Print out each entry below exactly, please.

### DATASET EXCERPTS
=-=-=-=-=

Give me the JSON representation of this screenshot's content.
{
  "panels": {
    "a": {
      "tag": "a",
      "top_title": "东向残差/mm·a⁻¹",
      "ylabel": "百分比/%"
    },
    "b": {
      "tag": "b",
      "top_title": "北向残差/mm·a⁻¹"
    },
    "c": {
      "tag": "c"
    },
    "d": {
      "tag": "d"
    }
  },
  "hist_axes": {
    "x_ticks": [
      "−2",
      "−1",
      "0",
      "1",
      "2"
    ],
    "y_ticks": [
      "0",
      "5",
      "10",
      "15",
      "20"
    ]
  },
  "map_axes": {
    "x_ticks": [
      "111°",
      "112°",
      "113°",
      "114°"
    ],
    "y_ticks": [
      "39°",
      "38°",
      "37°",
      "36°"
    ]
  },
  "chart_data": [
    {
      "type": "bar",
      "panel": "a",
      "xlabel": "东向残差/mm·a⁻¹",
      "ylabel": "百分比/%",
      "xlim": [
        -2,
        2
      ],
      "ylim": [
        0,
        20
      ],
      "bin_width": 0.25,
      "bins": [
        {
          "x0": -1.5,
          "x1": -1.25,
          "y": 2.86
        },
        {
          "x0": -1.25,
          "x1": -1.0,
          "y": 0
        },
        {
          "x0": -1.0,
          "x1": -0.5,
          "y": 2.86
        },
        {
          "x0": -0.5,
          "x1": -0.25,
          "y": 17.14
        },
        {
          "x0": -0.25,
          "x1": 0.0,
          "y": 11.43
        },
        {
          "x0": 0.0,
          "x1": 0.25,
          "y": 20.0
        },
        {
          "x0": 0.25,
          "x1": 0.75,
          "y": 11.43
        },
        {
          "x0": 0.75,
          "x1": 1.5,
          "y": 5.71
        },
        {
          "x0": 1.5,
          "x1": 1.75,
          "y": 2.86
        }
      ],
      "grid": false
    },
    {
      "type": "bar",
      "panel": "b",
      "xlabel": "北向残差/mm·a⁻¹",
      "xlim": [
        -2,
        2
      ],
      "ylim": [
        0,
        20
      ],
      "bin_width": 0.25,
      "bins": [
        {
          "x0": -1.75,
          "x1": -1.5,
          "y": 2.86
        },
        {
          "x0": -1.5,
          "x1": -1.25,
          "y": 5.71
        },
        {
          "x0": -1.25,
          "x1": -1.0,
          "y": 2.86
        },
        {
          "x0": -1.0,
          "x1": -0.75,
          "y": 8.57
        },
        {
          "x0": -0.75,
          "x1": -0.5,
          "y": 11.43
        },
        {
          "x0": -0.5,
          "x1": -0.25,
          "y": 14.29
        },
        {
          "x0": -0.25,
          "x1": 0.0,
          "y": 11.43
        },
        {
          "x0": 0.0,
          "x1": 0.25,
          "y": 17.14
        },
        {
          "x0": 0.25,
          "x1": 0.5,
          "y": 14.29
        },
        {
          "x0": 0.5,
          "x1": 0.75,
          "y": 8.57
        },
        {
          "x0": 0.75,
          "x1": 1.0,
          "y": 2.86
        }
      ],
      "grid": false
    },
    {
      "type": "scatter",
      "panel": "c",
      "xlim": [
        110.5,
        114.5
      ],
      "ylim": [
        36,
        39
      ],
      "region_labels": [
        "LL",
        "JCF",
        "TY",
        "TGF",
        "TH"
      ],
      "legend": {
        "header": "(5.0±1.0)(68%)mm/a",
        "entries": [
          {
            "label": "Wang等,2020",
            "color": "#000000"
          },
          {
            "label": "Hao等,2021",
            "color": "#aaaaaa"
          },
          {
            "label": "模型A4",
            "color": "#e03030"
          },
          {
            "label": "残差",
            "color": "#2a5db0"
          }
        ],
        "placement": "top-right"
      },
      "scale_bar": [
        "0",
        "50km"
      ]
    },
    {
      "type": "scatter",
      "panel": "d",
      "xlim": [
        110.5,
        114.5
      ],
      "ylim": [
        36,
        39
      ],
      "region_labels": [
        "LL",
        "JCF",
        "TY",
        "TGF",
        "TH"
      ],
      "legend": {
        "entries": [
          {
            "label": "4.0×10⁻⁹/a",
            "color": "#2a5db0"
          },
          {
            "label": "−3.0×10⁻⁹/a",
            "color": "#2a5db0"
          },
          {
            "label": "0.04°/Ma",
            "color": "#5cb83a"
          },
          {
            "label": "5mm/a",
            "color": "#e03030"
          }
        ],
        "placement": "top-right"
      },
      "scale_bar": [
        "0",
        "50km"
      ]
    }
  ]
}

=-=-=-=-=

### TASK SOLUTION
Give me the JSON representation of this screenshot's content.
{
  "panels": {
    "a": {
      "tag": "a",
      "top_title": "东向残差/mm·a⁻¹",
      "ylabel": "百分比/%"
    },
    "b": {
      "tag": "b",
      "top_title": "北向残差/mm·a⁻¹"
    },
    "c": {
      "tag": "c"
    },
    "d": {
      "tag": "d"
    }
  },
  "hist_axes": {
    "x_ticks": [
      "−2",
      "−1",
      "0",
      "1",
      "2"
    ],
    "y_ticks": [
      "0",
      "5",
      "10",
      "15",
      "20"
    ]
  },
  "map_axes": {
    "x_ticks": [
      "111°",
      "112°",
      "113°",
      "114°"
    ],
    "y_ticks": [
      "39°",
      "38°",
      "37°",
      "36°"
    ]
  },
  "chart_data": [
    {
      "type": "bar",
      "panel": "a",
      "xlabel": "东向残差/mm·a⁻¹",
      "ylabel": "百分比/%",
      "xlim": [
        -2,
        2
      ],
      "ylim": [
        0,
        20
      ],
      "bin_width": 0.25,
      "bins": [
        {
          "x0": -1.5,
          "x1": -1.25,
          "y": 2.86
        },
        {
          "x0": -1.25,
          "x1": -1.0,
          "y": 0
        },
        {
          "x0": -1.0,
          "x1": -0.5,
          "y": 2.86
        },
        {
          "x0": -0.5,
          "x1": -0.25,
          "y": 17.14
        },
        {
          "x0": -0.25,
          "x1": 0.0,
          "y": 11.43
        },
        {
          "x0": 0.0,
          "x1": 0.25,
          "y": 20.0
        },
        {
          "x0": 0.25,
          "x1": 0.75,
          "y": 11.43
        },
        {
          "x0": 0.75,
          "x1": 1.5,
          "y": 5.71
        },
        {
          "x0": 1.5,
          "x1": 1.75,
          "y": 2.86
        }
      ],
      "grid": false
    },
    {
      "type": "bar",
      "panel": "b",
      "xlabel": "北向残差/mm·a⁻¹",
      "xlim": [
        -2,
        2
      ],
      "ylim": [
        0,
        20
      ],
      "bin_width": 0.25,
      "bins": [
        {
          "x0": -1.75,
          "x1": -1.5,
          "y": 2.86
        },
        {
          "x0": -1.5,
          "x1": -1.25,
          "y": 5.71
        },
        {
          "x0": -1.25,
          "x1": -1.0,
          "y": 2.86
        },
        {
          "x0": -1.0,
          "x1": -0.75,
          "y": 8.57
        },
        {
          "x0": -0.75,
          "x1": -0.5,
          "y": 11.43
        },
        {
          "x0": -0.5,
          "x1": -0.25,
          "y": 14.29
        },
        {
          "x0": -0.25,
          "x1": 0.0,
          "y": 11.43
        },
        {
          "x0": 0.0,
          "x1": 0.25,
          "y": 17.14
        },
        {
          "x0": 0.25,
          "x1": 0.5,
          "y": 14.29
        },
        {
          "x0": 0.5,
          "x1": 0.75,
          "y": 8.57
        },
        {
          "x0": 0.75,
          "x1": 1.0,
          "y": 2.86
        }
      ],
      "grid": false
    },
    {
      "type": "scatter",
      "panel": "c",
      "xlim": [
        110.5,
        114.5
      ],
      "ylim": [
        36,
        39
      ],
      "region_labels": [
        "LL",
        "JCF",
        "TY",
        "TGF",
        "TH"
      ],
      "legend": {
        "header": "(5.0±1.0)(68%)mm/a",
        "entries": [
          {
            "label": "Wang等,2020",
            "color": "#000000"
          },
          {
            "label": "Hao等,2021",
            "color": "#aaaaaa"
          },
          {
            "label": "模型A4",
            "color": "#e03030"
          },
          {
            "label": "残差",
            "color": "#2a5db0"
          }
        ],
        "placement": "top-right"
      },
      "scale_bar": [
        "0",
        "50km"
      ]
    },
    {
      "type": "scatter",
      "panel": "d",
      "xlim": [
        110.5,
        114.5
      ],
      "ylim": [
        36,
        39
      ],
      "region_labels": [
        "LL",
        "JCF",
        "TY",
        "TGF",
        "TH"
      ],
      "legend": {
        "entries": [
          {
            "label": "4.0×10⁻⁹/a",
            "color": "#2a5db0"
          },
          {
            "label": "−3.0×10⁻⁹/a",
            "color": "#2a5db0"
          },
          {
            "label": "0.04°/Ma",
            "color": "#5cb83a"
          },
          {
            "label": "5mm/a",
            "color": "#e03030"
          }
        ],
        "placement": "top-right"
      },
      "scale_bar": [
        "0",
        "50km"
      ]
    }
  ]
}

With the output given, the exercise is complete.